Of all the lines in the material below, how many include the string "folyamán"? Give the number only.

> DATA SHOWN:

* begin *

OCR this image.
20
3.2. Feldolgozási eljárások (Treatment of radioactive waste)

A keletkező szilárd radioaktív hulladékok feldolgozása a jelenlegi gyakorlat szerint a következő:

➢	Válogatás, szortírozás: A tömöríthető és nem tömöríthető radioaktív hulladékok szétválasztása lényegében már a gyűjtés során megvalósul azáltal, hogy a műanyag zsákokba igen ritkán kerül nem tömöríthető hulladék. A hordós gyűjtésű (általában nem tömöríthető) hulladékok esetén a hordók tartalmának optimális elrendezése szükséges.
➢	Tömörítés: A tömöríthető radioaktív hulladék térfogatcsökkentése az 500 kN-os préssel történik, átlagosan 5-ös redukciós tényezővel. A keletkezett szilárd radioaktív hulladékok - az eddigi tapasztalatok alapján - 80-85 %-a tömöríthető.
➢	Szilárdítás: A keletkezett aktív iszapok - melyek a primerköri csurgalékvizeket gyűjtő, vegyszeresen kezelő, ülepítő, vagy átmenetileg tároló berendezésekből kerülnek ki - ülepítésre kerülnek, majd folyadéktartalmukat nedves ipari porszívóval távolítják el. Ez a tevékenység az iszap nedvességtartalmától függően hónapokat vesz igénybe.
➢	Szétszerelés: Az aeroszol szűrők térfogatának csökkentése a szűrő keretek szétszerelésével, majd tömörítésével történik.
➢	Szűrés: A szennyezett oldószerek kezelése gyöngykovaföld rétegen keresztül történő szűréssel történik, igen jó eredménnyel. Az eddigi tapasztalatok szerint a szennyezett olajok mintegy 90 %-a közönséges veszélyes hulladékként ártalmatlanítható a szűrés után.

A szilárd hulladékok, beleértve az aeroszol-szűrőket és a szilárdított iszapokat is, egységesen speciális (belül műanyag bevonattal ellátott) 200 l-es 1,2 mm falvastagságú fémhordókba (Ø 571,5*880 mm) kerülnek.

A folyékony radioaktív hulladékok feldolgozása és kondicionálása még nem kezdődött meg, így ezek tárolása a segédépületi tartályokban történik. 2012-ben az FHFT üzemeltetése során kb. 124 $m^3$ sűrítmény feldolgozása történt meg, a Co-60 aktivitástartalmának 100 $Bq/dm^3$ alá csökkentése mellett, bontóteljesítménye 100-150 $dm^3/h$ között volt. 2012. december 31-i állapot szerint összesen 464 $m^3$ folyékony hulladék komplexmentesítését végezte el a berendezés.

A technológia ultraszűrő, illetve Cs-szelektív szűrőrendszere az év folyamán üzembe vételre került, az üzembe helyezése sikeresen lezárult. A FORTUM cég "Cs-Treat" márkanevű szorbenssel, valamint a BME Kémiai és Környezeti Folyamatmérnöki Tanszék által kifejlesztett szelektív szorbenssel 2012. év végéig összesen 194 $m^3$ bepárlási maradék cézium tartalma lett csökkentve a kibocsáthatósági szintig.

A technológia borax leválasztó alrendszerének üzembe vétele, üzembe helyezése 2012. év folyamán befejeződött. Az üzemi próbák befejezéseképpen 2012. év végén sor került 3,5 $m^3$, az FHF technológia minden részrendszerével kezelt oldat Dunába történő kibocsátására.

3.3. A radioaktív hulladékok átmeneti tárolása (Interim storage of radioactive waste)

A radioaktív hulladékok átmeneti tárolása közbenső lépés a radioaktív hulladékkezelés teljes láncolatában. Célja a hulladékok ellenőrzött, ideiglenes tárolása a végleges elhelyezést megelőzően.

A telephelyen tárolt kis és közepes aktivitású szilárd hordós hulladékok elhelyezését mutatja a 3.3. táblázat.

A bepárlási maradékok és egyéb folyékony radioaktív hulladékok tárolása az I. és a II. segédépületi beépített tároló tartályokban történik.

* end *

> RESULT FOR THIS TASK: 2